=== Supplied information ===

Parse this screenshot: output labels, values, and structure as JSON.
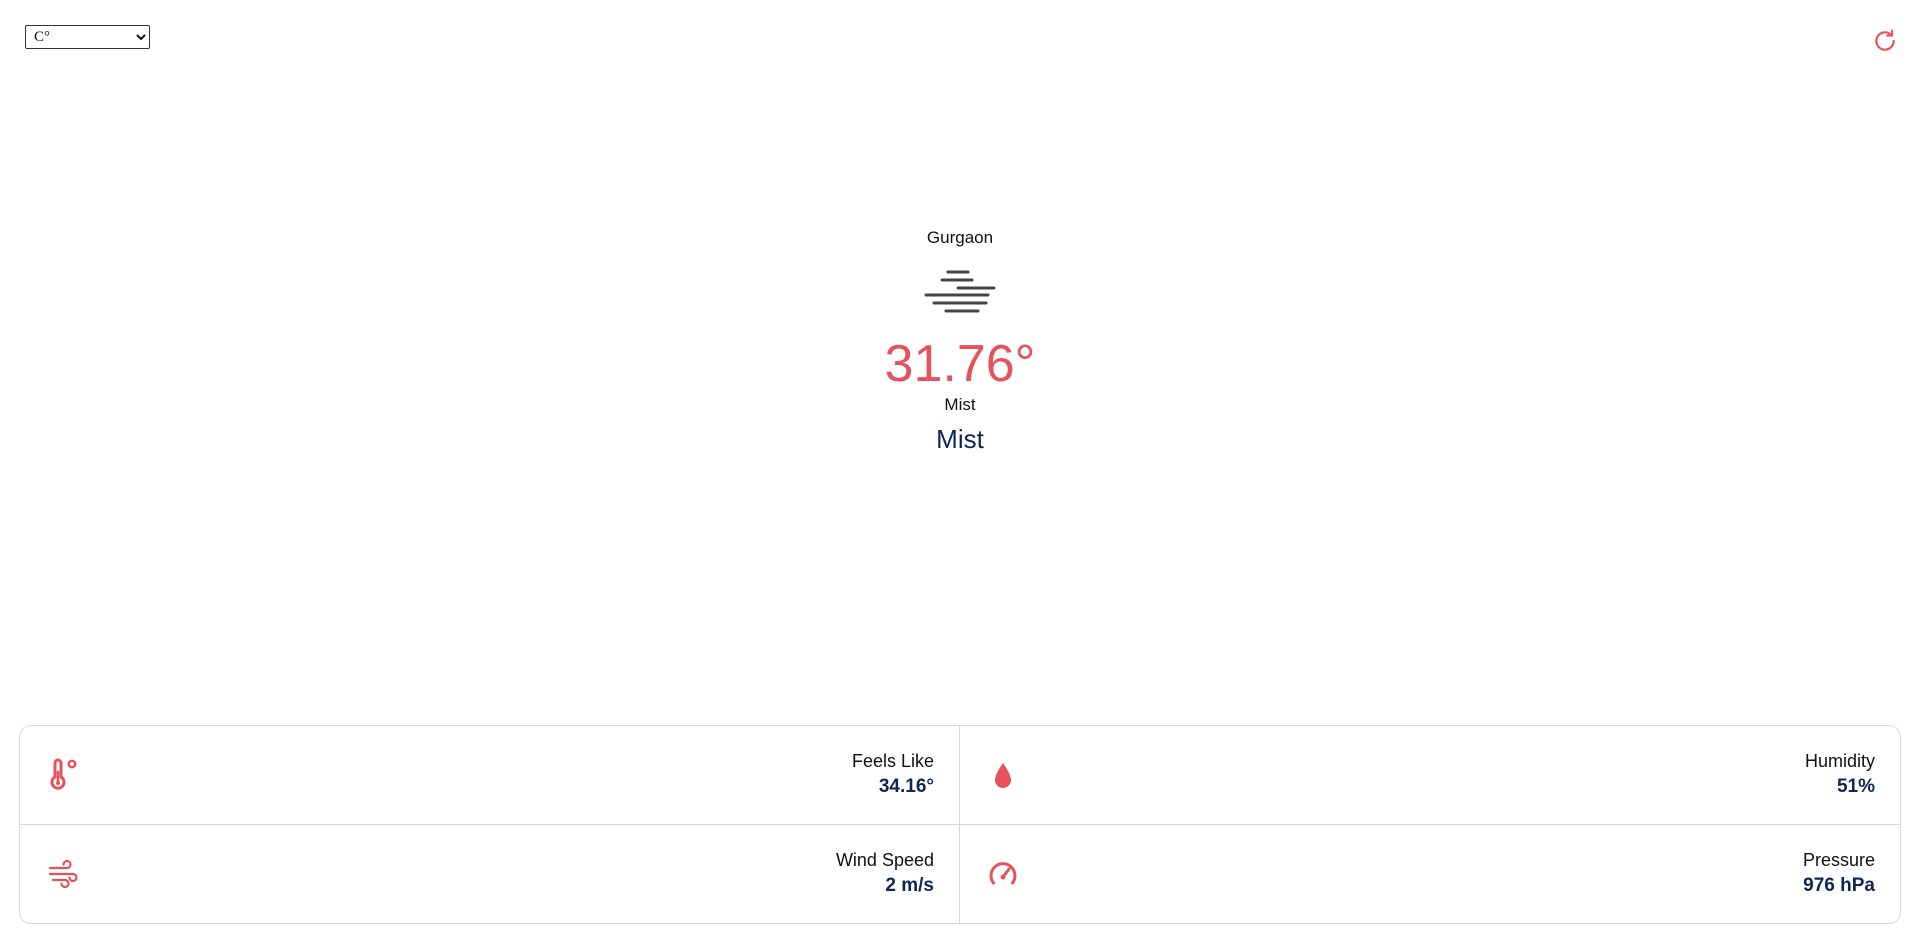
{
  "header": {
    "unit_selected": "C°",
    "unit_options": [
      "C°"
    ]
  },
  "current": {
    "city": "Gurgaon",
    "temperature": "31.76°",
    "condition": "Mist",
    "description": "Mist",
    "icon": "mist-icon"
  },
  "details": {
    "feels_like": {
      "label": "Feels Like",
      "value": "34.16°",
      "icon": "thermometer-icon"
    },
    "humidity": {
      "label": "Humidity",
      "value": "51%",
      "icon": "water-drop-icon"
    },
    "wind_speed": {
      "label": "Wind Speed",
      "value": "2 m/s",
      "icon": "wind-icon"
    },
    "pressure": {
      "label": "Pressure",
      "value": "976 hPa",
      "icon": "gauge-icon"
    }
  },
  "colors": {
    "accent": "#e5525b",
    "value_text": "#0f2557",
    "icon_gray": "#444444",
    "border": "#d8d8d8"
  }
}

===

_Description of the task_
Every record must be copied exactly, with the pictures left out.

_Complete response_
Parse this screenshot: output labels, values, and structure as JSON.
{
  "header": {
    "unit_selected": "C°",
    "unit_options": [
      "C°"
    ]
  },
  "current": {
    "city": "Gurgaon",
    "temperature": "31.76°",
    "condition": "Mist",
    "description": "Mist",
    "icon": "mist-icon"
  },
  "details": {
    "feels_like": {
      "label": "Feels Like",
      "value": "34.16°",
      "icon": "thermometer-icon"
    },
    "humidity": {
      "label": "Humidity",
      "value": "51%",
      "icon": "water-drop-icon"
    },
    "wind_speed": {
      "label": "Wind Speed",
      "value": "2 m/s",
      "icon": "wind-icon"
    },
    "pressure": {
      "label": "Pressure",
      "value": "976 hPa",
      "icon": "gauge-icon"
    }
  },
  "colors": {
    "accent": "#e5525b",
    "value_text": "#0f2557",
    "icon_gray": "#444444",
    "border": "#d8d8d8"
  }
}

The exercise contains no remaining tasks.